### TASK REQUIREMENTS
Print out each entry below exactly, please.

### SUPPLIED MATERIAL
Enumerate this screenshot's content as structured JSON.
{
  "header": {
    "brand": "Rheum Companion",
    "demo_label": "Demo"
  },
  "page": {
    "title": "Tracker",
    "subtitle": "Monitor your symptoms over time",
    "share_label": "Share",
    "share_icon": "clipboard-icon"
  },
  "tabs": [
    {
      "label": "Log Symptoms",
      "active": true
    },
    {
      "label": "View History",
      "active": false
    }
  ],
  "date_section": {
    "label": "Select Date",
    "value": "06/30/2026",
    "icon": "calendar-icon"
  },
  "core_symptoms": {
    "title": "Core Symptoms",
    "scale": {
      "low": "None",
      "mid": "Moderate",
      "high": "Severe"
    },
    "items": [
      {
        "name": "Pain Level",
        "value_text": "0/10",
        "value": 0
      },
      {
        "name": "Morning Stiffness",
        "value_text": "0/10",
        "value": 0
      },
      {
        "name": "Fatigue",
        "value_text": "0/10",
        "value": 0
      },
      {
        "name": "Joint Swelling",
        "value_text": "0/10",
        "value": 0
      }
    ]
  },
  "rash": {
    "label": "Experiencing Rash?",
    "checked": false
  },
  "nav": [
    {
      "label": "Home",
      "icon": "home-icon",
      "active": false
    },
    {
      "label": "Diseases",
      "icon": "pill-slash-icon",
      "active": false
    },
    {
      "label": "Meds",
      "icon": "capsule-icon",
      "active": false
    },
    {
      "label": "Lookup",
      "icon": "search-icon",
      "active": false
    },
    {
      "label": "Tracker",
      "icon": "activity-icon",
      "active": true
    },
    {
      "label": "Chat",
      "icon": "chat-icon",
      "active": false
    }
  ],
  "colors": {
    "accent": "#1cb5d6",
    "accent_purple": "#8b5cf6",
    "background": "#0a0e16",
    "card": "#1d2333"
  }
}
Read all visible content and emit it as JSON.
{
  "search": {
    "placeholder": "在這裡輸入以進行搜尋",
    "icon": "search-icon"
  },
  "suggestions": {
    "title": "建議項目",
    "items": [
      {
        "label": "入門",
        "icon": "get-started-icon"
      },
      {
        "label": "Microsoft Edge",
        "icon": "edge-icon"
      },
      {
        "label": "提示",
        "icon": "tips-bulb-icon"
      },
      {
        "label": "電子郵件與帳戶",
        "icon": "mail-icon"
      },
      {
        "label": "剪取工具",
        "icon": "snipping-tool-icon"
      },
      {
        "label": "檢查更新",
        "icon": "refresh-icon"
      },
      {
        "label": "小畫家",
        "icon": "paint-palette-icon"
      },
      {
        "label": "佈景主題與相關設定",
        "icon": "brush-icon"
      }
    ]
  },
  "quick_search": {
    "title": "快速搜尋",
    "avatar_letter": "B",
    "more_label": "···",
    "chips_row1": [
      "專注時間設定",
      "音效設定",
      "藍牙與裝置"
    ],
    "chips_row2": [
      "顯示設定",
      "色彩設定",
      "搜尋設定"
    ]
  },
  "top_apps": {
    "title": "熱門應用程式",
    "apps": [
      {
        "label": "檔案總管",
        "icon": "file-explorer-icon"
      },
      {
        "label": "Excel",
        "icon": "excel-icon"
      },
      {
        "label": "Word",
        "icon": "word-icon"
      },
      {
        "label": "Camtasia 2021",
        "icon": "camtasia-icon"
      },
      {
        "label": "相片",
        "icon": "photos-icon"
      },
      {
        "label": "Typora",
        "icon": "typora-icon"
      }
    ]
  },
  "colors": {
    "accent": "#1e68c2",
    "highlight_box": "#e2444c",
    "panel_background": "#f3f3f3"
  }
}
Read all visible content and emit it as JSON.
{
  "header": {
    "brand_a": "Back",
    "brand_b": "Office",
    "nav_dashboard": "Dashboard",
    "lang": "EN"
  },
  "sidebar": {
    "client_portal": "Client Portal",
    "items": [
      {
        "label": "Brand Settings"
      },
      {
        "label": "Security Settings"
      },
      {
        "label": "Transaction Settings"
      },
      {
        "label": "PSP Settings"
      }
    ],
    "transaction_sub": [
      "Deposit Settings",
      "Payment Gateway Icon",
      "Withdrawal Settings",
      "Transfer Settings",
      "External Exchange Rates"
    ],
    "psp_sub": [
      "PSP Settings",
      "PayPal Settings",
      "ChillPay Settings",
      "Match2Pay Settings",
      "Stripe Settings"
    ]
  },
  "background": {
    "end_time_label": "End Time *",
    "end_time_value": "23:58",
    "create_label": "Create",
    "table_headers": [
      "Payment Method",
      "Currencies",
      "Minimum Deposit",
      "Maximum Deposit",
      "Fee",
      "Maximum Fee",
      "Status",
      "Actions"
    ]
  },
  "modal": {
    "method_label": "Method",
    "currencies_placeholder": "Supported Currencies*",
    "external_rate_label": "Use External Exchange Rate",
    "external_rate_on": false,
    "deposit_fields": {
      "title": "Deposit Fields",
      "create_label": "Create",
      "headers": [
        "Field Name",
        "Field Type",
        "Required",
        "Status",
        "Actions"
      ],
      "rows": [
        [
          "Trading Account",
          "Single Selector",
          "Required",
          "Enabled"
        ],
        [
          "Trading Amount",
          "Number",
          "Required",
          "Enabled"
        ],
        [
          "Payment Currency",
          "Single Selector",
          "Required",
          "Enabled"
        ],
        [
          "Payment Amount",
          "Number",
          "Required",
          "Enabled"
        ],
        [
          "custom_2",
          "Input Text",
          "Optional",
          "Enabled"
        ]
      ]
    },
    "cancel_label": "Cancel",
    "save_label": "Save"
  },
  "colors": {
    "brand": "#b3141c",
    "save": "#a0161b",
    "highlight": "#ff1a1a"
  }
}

### COMPLETED EXERCISE
Enumerate this screenshot's content as structured JSON.
{
  "header": {
    "brand": "Rheum Companion",
    "demo_label": "Demo"
  },
  "page": {
    "title": "Tracker",
    "subtitle": "Monitor your symptoms over time",
    "share_label": "Share",
    "share_icon": "clipboard-icon"
  },
  "tabs": [
    {
      "label": "Log Symptoms",
      "active": true
    },
    {
      "label": "View History",
      "active": false
    }
  ],
  "date_section": {
    "label": "Select Date",
    "value": "06/30/2026",
    "icon": "calendar-icon"
  },
  "core_symptoms": {
    "title": "Core Symptoms",
    "scale": {
      "low": "None",
      "mid": "Moderate",
      "high": "Severe"
    },
    "items": [
      {
        "name": "Pain Level",
        "value_text": "0/10",
        "value": 0
      },
      {
        "name": "Morning Stiffness",
        "value_text": "0/10",
        "value": 0
      },
      {
        "name": "Fatigue",
        "value_text": "0/10",
        "value": 0
      },
      {
        "name": "Joint Swelling",
        "value_text": "0/10",
        "value": 0
      }
    ]
  },
  "rash": {
    "label": "Experiencing Rash?",
    "checked": false
  },
  "nav": [
    {
      "label": "Home",
      "icon": "home-icon",
      "active": false
    },
    {
      "label": "Diseases",
      "icon": "pill-slash-icon",
      "active": false
    },
    {
      "label": "Meds",
      "icon": "capsule-icon",
      "active": false
    },
    {
      "label": "Lookup",
      "icon": "search-icon",
      "active": false
    },
    {
      "label": "Tracker",
      "icon": "activity-icon",
      "active": true
    },
    {
      "label": "Chat",
      "icon": "chat-icon",
      "active": false
    }
  ],
  "colors": {
    "accent": "#1cb5d6",
    "accent_purple": "#8b5cf6",
    "background": "#0a0e16",
    "card": "#1d2333"
  }
}
Read all visible content and emit it as JSON.
{
  "search": {
    "placeholder": "在這裡輸入以進行搜尋",
    "icon": "search-icon"
  },
  "suggestions": {
    "title": "建議項目",
    "items": [
      {
        "label": "入門",
        "icon": "get-started-icon"
      },
      {
        "label": "Microsoft Edge",
        "icon": "edge-icon"
      },
      {
        "label": "提示",
        "icon": "tips-bulb-icon"
      },
      {
        "label": "電子郵件與帳戶",
        "icon": "mail-icon"
      },
      {
        "label": "剪取工具",
        "icon": "snipping-tool-icon"
      },
      {
        "label": "檢查更新",
        "icon": "refresh-icon"
      },
      {
        "label": "小畫家",
        "icon": "paint-palette-icon"
      },
      {
        "label": "佈景主題與相關設定",
        "icon": "brush-icon"
      }
    ]
  },
  "quick_search": {
    "title": "快速搜尋",
    "avatar_letter": "B",
    "more_label": "···",
    "chips_row1": [
      "專注時間設定",
      "音效設定",
      "藍牙與裝置"
    ],
    "chips_row2": [
      "顯示設定",
      "色彩設定",
      "搜尋設定"
    ]
  },
  "top_apps": {
    "title": "熱門應用程式",
    "apps": [
      {
        "label": "檔案總管",
        "icon": "file-explorer-icon"
      },
      {
        "label": "Excel",
        "icon": "excel-icon"
      },
      {
        "label": "Word",
        "icon": "word-icon"
      },
      {
        "label": "Camtasia 2021",
        "icon": "camtasia-icon"
      },
      {
        "label": "相片",
        "icon": "photos-icon"
      },
      {
        "label": "Typora",
        "icon": "typora-icon"
      }
    ]
  },
  "colors": {
    "accent": "#1e68c2",
    "highlight_box": "#e2444c",
    "panel_background": "#f3f3f3"
  }
}
Read all visible content and emit it as JSON.
{
  "header": {
    "brand_a": "Back",
    "brand_b": "Office",
    "nav_dashboard": "Dashboard",
    "lang": "EN"
  },
  "sidebar": {
    "client_portal": "Client Portal",
    "items": [
      {
        "label": "Brand Settings"
      },
      {
        "label": "Security Settings"
      },
      {
        "label": "Transaction Settings"
      },
      {
        "label": "PSP Settings"
      }
    ],
    "transaction_sub": [
      "Deposit Settings",
      "Payment Gateway Icon",
      "Withdrawal Settings",
      "Transfer Settings",
      "External Exchange Rates"
    ],
    "psp_sub": [
      "PSP Settings",
      "PayPal Settings",
      "ChillPay Settings",
      "Match2Pay Settings",
      "Stripe Settings"
    ]
  },
  "background": {
    "end_time_label": "End Time *",
    "end_time_value": "23:58",
    "create_label": "Create",
    "table_headers": [
      "Payment Method",
      "Currencies",
      "Minimum Deposit",
      "Maximum Deposit",
      "Fee",
      "Maximum Fee",
      "Status",
      "Actions"
    ]
  },
  "modal": {
    "method_label": "Method",
    "currencies_placeholder": "Supported Currencies*",
    "external_rate_label": "Use External Exchange Rate",
    "external_rate_on": false,
    "deposit_fields": {
      "title": "Deposit Fields",
      "create_label": "Create",
      "headers": [
        "Field Name",
        "Field Type",
        "Required",
        "Status",
        "Actions"
      ],
      "rows": [
        [
          "Trading Account",
          "Single Selector",
          "Required",
          "Enabled"
        ],
        [
          "Trading Amount",
          "Number",
          "Required",
          "Enabled"
        ],
        [
          "Payment Currency",
          "Single Selector",
          "Required",
          "Enabled"
        ],
        [
          "Payment Amount",
          "Number",
          "Required",
          "Enabled"
        ],
        [
          "custom_2",
          "Input Text",
          "Optional",
          "Enabled"
        ]
      ]
    },
    "cancel_label": "Cancel",
    "save_label": "Save"
  },
  "colors": {
    "brand": "#b3141c",
    "save": "#a0161b",
    "highlight": "#ff1a1a"
  }
}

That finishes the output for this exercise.